▸ Vorliegender Text:
•••
Die Verdichterstation in Hünxe umfasst drei Maschineneinheiten, von denen zwei durch erdgasbetriebene Turboverdichter und eine durch einen elektrisch betriebenen Turboverdichter angetrieben werden. Das Prozessleitsystem bildet die Schnittstelle zwischen den einzelnen Komponenten der Station und steuert die verfahrenstechnischen Prozesse vollautomatisch. Es dient zugleich der sicherheitstechnischen Überwachung der Anlagen.
Engie Deutschland übernimmt im Rahmen des Projekts die Rolle des Generalunternehmers. Das Unternehmen ist für den vollständigen Austausch der elektrotechnischen Komponenten und des Prozessleitsystems verantwortlich. Dies umfasst unter anderem die Neuverlegung von mehr als 73 km Kabel, die Lieferung von rund 100 neuen Schaltschränken sowie den Austausch sämtlicher Sensoren und Aktoren.
Die Arbeiten sind ab April 2026 geplant. Während der Modernisierung wird die Station vollständig außer Betrieb genommen. Gleichzeitig werden bis zu 100 Fachkräfte vor Ort tätig sein, darunter Mitarbeitende von Engie Deutschland sowie Partnerunternehmen aus der Region. Der Abschluss der Maßnahmen ist bis Ende Oktober 2026 vorgesehen, um den regulären Gastransport zur kommenden Heizperiode wieder aufnehmen zu können.
Mit dem Projekt setzen Thyssengas und Engie Deutschland ihre langjährige Kooperation fort und erweitern sie um ein weiteres technisches Großvorhaben zur Sicherstellung der Energieinfrastruktur.
•••
▸ Datenbestand:
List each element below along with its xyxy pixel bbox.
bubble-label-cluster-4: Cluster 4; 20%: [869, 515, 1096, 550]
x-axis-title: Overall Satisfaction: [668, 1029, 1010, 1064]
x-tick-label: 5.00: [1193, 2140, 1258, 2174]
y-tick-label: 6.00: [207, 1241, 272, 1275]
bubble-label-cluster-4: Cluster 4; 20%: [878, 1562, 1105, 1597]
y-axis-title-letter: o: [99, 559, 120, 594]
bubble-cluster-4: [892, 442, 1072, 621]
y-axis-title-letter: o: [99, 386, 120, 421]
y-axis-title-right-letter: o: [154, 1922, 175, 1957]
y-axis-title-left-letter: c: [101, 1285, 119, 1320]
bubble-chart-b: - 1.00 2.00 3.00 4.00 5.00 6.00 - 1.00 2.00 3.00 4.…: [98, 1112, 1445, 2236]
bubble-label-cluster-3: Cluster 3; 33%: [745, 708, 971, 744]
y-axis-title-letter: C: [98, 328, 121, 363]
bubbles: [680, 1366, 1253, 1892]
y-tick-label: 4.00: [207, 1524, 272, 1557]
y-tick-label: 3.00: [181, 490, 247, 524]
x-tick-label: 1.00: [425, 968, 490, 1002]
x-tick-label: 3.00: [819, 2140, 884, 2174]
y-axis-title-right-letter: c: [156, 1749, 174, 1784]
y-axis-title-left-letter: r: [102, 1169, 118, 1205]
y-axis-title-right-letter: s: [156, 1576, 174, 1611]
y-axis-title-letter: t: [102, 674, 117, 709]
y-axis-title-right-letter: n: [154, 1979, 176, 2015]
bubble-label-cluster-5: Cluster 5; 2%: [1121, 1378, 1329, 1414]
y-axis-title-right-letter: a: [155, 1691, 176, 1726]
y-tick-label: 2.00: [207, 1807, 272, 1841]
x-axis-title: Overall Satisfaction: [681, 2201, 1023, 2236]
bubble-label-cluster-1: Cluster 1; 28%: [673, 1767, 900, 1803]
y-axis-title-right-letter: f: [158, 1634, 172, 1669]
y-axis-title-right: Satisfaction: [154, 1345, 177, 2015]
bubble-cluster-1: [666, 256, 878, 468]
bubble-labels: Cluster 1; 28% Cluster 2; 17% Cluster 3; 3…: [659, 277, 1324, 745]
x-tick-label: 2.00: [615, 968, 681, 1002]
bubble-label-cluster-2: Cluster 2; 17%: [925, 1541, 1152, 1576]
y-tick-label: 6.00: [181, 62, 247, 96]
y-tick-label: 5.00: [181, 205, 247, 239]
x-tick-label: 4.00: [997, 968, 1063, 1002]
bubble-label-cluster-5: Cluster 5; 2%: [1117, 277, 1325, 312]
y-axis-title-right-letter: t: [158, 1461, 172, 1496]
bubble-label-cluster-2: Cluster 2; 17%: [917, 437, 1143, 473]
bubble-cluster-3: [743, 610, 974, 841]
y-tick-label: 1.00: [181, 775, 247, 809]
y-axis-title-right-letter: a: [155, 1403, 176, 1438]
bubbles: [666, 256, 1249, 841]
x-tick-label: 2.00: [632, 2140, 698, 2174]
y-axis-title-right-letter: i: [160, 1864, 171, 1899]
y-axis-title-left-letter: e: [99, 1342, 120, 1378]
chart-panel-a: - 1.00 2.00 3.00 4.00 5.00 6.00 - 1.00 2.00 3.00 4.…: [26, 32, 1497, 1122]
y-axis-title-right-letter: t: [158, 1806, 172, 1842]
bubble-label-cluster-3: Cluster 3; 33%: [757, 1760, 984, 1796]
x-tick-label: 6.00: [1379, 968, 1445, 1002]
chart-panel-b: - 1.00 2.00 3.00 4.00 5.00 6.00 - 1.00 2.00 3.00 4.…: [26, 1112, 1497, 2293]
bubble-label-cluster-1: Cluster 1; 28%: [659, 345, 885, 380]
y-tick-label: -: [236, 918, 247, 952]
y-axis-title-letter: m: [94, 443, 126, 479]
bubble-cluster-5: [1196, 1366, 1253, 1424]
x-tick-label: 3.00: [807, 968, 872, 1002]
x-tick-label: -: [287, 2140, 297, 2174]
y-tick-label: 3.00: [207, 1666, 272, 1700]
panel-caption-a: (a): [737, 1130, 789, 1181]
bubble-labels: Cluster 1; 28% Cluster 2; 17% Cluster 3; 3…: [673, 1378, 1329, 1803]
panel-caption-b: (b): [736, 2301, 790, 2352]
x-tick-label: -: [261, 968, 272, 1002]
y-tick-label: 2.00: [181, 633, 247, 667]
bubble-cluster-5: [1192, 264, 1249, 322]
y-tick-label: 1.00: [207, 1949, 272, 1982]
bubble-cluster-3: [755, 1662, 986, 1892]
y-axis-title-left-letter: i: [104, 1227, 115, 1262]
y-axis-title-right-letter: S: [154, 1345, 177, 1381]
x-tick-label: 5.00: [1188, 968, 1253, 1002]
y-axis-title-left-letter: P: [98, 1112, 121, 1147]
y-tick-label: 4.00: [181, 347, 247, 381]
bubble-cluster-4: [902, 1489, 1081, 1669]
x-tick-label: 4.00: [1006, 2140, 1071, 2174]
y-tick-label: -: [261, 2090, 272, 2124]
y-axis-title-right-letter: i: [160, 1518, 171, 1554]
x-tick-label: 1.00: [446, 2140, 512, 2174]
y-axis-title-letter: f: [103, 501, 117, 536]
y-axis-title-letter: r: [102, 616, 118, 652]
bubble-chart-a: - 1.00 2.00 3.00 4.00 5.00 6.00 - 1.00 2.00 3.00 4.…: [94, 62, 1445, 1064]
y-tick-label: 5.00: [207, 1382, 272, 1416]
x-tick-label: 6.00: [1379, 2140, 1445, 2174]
•••
▸ Aufgabe: Wie viele Kilometer Kabel werden laut dem Text zur Verdichterstation in Hünxe neu verlegt?

▸ Ihre Antwort: Mehr als 73 km Kabel.